**Task to carry out**: Write out the part of the flashcards that opens with "empirical contribution" and closes with "democracy, war etc)", swapping "driven" for "oriented".
--- start Document ---
Midterm Exam Flashcards
What is social science research?
- The social component refers to human behaviour
- The science component refers to the methodological approach by which
human behaviour is studied - Meaning social science refers to the study of human behavior following
some set of methodological principles
Epistemology
the study of the nature, scope and production of human knowledge. It is concerned with questions like “what is knowledge?”
positive epistemology
maintains that an object is reality in the world independant of the observer, that is that reality can be observed
- this view allows the study of social science
Non- positivist epistemology
maintains that reality does not exist independent of human perception and that it is impossible to study phenomenon without influcing it.
the scientific method
a set of procedures used to test hypotheses about phenomena based on the collection and analysis of data through observation and interaction
6 Steps of the scientific method
- problem identification
- hypotheses formulation
- measurement
- data collection
- data analysis
- confirm or disconfirm analysis
Violations in the scientific method
violations in the method arise any time a subsequent step occurs prior to an antecedent step.
e.g letting the decide what hypotheses to use
Research ethics
the norms standards and legal rules regarding the appropriate behavior in the conduct and publication of research
what constitutes a good research topic
a good research topic should be important and interesting to the researcher, in other to sustain interest during the research process, and in order to interest others
A research question is important when…
- it challenges conventional wisdom
- there is a significant amount of news, interest and academic research on the issue
- it has an impact on a large amount of people
- it has concrete implications on how to better the world
- when it has important applications to other issues than the one explored.
Research question vs topic
- question is much more specific than a topic
- question relates to a particular aspect of a broader topic that a researcher seeks to understand
What is a research puzzle?
a puzzle is a question for which the answer is not immediately obvious.
theoretical contribution
relates to the explanation provided for a given
question or puzzle
- Refine an existing theory
- Refute or argue against an existing theory
- Develop a new theory to explain a phenomenon.
empirical contribution
refers to the evidence offered in support of this
explanation
- test an un-tested hypothesis
- confirm or challenge an existing theory using different data and/or methodological techniques
4 different approaches to research
- problem driven
- funding driven
- data driven
- methods driven
purpose of a literature review
summarize and synthesize the existing academic (and non-academic) literature on a particular subject in order to characterize the strengths and weaknesses of the literature
what is a concept
most basic formation - abstract idea or object (e.g democracy, war etc)
--- end Document ---
--- start Recorded information ---
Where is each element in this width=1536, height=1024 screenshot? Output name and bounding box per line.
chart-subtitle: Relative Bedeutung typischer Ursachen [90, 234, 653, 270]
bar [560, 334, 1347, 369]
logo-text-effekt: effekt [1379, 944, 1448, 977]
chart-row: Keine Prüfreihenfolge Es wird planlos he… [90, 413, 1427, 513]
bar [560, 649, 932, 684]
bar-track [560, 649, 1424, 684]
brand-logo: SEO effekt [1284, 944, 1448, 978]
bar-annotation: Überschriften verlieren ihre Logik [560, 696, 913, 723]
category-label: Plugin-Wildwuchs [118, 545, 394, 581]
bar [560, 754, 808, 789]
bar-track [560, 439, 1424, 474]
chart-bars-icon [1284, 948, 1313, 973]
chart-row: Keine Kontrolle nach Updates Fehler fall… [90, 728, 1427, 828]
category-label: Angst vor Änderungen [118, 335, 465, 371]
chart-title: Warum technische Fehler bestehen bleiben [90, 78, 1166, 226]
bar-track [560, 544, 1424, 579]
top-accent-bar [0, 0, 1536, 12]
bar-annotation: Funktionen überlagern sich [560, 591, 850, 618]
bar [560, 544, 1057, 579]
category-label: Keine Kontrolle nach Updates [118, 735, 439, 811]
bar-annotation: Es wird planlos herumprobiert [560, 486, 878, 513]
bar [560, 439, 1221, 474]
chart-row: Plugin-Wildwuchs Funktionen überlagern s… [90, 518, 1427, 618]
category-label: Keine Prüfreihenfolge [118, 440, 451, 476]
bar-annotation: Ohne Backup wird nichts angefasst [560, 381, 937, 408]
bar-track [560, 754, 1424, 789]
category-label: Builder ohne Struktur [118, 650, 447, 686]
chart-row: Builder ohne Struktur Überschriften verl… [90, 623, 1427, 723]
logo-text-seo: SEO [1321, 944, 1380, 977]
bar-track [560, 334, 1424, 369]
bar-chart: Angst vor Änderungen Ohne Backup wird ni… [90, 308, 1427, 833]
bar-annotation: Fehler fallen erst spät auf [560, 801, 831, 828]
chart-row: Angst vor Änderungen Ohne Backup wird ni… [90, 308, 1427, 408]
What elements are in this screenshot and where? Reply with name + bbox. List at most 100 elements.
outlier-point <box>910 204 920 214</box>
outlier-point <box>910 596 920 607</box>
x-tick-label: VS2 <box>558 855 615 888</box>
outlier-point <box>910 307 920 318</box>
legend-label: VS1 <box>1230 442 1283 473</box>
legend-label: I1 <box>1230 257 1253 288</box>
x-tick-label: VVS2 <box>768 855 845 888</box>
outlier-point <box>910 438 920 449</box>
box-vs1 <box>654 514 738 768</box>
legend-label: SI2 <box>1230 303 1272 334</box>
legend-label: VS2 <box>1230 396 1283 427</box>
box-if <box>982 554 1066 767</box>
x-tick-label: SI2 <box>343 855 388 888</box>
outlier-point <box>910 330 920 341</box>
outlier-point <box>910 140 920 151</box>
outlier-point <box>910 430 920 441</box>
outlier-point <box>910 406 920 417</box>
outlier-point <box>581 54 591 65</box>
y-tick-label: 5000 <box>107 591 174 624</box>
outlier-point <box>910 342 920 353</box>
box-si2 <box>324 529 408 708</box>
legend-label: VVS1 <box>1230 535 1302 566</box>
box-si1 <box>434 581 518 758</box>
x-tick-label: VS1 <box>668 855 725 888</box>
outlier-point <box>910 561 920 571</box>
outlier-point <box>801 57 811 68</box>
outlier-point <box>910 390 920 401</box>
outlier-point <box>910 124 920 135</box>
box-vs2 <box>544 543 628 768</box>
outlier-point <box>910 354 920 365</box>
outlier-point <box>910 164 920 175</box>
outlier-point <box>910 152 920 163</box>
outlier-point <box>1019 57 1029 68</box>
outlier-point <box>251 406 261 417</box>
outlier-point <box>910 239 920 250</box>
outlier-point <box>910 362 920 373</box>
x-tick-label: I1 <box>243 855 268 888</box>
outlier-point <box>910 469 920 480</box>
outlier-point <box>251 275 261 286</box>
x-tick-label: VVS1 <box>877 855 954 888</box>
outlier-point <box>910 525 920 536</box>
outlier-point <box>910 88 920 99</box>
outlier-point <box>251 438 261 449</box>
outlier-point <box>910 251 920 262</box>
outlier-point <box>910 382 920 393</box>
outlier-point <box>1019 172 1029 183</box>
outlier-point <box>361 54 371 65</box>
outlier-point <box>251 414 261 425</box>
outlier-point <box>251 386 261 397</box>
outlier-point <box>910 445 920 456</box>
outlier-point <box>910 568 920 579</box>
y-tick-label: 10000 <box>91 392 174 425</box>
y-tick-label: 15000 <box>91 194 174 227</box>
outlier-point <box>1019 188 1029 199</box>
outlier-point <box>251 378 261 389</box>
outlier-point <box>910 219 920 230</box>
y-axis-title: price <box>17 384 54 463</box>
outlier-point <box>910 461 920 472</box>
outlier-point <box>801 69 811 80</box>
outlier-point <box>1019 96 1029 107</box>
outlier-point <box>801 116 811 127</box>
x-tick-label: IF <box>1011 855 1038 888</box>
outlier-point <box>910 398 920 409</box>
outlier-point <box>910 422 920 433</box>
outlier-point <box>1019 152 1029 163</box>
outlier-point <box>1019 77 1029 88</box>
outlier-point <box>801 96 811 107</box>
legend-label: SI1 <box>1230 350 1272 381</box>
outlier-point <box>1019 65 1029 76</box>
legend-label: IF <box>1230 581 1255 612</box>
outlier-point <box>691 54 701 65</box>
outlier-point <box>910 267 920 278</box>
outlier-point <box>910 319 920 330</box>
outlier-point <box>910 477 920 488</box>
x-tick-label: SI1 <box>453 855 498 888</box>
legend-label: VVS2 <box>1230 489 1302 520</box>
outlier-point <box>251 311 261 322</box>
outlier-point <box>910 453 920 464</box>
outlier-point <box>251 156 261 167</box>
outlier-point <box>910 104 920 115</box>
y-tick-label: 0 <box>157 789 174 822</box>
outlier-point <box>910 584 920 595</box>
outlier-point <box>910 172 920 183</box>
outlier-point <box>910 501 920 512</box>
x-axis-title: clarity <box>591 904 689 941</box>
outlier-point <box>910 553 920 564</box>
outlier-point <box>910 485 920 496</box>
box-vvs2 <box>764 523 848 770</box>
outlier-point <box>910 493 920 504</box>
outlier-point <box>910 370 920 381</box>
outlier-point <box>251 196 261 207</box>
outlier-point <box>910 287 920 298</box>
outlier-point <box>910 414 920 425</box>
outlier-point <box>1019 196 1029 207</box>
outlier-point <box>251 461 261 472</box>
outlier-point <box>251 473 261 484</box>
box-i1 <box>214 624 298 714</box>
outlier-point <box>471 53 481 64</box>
--- end Recorded information ---
**Reply to the task**:
empirical contribution
refers to the evidence offered in support of this
explanation
- test an un-tested hypothesis
- confirm or challenge an existing theory using different data and/or methodological techniques
4 different approaches to research
- problem oriented
- funding oriented
- data oriented
- methods oriented
purpose of a literature review
summarize and synthesize the existing academic (and non-academic) literature on a particular subject in order to characterize the strengths and weaknesses of the literature
what is a concept
most basic formation - abstract idea or object (e.g democracy, war etc)